- RECORDS TO USE
Begin

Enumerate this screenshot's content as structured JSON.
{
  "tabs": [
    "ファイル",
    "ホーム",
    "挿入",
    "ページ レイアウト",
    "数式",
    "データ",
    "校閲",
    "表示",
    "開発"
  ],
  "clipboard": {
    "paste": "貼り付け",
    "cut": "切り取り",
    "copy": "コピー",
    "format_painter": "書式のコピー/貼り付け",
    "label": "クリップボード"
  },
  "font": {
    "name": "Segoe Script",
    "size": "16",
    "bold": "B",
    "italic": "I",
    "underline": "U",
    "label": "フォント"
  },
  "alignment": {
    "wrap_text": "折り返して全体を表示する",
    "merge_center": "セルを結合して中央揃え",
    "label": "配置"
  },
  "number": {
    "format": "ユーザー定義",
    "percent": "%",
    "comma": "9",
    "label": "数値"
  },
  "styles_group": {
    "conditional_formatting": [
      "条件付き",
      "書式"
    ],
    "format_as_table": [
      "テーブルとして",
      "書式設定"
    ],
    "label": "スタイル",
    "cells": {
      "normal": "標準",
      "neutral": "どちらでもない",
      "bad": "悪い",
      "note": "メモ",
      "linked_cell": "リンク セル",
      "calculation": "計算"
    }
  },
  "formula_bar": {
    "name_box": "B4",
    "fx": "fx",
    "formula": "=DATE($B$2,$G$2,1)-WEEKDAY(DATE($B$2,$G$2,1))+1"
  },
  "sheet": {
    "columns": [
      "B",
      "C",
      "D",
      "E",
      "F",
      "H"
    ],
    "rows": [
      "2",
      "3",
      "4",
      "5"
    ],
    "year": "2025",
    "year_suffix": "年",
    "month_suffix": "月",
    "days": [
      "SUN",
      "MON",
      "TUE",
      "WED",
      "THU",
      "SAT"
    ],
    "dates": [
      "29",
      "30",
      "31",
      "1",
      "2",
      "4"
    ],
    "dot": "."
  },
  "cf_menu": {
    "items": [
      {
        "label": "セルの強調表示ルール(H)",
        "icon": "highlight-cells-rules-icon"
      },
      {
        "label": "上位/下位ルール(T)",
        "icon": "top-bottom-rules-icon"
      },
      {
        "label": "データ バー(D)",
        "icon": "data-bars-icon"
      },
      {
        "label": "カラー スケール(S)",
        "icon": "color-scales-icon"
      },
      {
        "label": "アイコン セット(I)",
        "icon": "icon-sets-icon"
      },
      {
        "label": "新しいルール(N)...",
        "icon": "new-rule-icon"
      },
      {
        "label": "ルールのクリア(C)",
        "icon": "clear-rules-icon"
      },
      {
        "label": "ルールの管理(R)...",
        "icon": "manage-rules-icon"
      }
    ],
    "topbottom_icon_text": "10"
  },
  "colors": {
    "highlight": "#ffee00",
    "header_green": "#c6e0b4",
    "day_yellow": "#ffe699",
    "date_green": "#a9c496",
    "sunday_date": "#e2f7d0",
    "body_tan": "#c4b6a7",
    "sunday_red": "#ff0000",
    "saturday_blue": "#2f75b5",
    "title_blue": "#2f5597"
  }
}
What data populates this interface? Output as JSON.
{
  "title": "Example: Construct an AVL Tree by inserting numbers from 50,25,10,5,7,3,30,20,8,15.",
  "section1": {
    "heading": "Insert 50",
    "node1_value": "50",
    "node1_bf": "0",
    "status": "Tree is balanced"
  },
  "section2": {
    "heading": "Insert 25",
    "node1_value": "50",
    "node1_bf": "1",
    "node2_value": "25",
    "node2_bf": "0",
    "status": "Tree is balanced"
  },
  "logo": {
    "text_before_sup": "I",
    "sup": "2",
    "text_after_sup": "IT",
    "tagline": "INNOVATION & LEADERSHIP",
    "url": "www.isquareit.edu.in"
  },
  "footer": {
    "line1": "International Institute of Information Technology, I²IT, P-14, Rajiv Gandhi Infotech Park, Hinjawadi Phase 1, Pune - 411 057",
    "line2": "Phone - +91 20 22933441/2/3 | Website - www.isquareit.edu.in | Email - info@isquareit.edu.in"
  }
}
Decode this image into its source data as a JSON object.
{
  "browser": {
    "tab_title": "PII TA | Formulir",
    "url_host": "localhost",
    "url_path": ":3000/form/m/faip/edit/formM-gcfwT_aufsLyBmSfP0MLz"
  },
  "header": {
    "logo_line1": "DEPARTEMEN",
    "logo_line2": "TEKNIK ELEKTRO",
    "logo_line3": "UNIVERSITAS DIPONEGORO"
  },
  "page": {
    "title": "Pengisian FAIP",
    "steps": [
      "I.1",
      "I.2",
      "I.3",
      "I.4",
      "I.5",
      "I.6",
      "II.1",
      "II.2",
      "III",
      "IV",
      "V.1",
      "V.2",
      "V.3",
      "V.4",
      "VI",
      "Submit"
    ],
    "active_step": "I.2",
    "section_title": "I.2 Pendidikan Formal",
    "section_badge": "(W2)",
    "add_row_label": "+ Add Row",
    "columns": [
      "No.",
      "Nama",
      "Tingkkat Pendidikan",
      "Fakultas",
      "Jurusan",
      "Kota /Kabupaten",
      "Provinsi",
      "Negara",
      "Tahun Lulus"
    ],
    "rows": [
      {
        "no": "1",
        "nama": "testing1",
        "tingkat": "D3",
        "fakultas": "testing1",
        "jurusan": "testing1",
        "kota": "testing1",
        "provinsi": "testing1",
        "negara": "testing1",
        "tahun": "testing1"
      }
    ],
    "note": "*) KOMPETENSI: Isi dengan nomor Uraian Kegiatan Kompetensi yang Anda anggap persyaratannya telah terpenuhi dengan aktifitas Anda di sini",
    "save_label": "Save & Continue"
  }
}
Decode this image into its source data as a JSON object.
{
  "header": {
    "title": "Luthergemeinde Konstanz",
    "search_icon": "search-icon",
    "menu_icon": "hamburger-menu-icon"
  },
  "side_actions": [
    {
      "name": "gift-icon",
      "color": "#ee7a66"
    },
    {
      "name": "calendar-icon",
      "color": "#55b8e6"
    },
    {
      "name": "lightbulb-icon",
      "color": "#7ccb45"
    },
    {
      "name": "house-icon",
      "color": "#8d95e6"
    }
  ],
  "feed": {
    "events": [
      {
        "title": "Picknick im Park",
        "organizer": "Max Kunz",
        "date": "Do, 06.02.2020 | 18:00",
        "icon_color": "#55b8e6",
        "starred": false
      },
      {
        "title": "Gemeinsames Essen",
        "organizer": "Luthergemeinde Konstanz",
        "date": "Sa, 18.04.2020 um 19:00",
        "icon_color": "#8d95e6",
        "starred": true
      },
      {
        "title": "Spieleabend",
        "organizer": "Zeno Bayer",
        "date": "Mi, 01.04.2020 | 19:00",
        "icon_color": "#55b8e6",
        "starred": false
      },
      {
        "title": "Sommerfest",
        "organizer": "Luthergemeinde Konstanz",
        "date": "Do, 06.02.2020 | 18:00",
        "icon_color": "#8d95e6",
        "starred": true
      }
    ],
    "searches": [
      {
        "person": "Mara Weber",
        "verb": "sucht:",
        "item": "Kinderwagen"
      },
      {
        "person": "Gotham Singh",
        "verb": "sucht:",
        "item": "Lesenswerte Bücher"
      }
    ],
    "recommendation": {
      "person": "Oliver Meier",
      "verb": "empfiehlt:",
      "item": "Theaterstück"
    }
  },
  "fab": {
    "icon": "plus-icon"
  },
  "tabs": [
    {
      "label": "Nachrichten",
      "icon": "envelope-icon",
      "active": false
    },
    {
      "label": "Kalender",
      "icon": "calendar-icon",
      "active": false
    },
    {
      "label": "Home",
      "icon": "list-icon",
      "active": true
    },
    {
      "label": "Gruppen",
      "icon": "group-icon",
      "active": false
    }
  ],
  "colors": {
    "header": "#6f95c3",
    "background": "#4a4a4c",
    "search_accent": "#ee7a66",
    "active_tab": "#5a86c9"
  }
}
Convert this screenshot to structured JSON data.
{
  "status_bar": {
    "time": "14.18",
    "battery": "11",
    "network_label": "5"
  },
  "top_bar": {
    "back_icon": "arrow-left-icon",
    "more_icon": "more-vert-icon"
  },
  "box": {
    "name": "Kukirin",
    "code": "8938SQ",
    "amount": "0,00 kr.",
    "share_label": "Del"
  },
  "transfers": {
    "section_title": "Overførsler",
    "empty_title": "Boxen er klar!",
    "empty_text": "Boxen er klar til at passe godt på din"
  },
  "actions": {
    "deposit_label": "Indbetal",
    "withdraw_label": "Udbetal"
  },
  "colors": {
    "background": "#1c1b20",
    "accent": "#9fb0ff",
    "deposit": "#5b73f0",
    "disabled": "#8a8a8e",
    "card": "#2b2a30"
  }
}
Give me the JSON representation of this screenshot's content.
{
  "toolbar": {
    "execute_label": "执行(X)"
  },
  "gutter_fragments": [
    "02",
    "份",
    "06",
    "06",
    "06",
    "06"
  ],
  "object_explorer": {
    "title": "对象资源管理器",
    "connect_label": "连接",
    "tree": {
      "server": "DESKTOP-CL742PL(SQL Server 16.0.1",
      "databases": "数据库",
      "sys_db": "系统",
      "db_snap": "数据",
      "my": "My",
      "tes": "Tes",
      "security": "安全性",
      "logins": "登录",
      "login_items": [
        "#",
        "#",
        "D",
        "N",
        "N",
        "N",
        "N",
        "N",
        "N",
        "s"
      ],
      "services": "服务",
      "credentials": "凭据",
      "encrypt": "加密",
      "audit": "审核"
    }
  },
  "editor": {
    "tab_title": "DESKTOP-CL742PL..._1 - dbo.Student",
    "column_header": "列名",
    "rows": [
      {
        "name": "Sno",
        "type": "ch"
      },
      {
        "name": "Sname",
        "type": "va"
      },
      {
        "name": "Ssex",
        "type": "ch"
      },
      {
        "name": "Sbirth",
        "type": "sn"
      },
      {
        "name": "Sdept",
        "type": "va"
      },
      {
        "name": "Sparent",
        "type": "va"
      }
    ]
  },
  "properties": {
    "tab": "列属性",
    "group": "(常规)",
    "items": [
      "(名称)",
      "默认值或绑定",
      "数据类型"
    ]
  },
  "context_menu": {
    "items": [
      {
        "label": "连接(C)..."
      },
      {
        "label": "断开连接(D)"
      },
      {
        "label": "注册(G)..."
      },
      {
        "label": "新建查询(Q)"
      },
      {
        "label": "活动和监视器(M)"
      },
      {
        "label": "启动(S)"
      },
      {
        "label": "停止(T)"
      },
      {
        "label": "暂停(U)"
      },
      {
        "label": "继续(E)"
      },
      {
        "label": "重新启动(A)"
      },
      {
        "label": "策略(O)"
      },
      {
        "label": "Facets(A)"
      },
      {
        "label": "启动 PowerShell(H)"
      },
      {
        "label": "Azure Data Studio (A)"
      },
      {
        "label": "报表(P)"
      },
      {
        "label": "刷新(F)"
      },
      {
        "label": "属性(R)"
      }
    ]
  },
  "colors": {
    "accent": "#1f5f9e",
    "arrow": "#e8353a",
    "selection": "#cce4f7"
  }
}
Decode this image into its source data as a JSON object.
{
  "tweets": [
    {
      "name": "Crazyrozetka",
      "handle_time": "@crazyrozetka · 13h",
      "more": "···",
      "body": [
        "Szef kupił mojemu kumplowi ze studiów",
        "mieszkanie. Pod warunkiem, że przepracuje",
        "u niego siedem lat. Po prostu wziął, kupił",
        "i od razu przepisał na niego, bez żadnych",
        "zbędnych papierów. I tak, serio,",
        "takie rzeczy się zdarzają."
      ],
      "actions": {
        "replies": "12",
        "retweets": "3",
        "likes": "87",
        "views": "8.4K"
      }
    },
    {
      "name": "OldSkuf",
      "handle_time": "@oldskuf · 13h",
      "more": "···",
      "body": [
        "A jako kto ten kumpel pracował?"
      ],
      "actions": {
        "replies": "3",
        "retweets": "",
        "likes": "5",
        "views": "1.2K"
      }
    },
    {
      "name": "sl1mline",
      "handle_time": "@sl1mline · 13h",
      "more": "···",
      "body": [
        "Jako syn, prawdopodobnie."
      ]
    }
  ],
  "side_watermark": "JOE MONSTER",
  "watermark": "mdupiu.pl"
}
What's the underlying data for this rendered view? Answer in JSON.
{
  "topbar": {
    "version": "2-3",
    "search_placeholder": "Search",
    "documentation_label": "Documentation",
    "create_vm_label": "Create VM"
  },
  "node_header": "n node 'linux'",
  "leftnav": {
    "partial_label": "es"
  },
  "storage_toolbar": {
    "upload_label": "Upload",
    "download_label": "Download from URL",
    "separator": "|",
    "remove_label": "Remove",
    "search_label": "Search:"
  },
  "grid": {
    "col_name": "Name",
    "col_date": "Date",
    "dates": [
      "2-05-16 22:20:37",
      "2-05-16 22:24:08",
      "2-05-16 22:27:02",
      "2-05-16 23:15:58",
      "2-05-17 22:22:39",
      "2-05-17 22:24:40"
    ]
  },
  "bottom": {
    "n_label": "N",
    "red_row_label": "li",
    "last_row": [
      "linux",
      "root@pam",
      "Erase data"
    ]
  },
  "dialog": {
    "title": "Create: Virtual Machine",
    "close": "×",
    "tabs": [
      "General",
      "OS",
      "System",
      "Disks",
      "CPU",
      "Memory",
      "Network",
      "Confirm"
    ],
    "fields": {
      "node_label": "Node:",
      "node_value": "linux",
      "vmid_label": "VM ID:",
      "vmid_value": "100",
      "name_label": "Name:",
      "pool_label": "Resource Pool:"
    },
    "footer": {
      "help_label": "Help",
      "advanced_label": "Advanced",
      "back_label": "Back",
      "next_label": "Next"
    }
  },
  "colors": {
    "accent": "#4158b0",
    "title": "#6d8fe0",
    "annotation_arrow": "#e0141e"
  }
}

End

Show each line holding the word "Park".

- ANSWER BELOW
    "line1": "International Institute of Information Technology, I²IT, P-14, Rajiv Gandhi Infotech Park, Hinjawadi Phase 1, Pune - 411 057",
        "title": "Picknick im Park",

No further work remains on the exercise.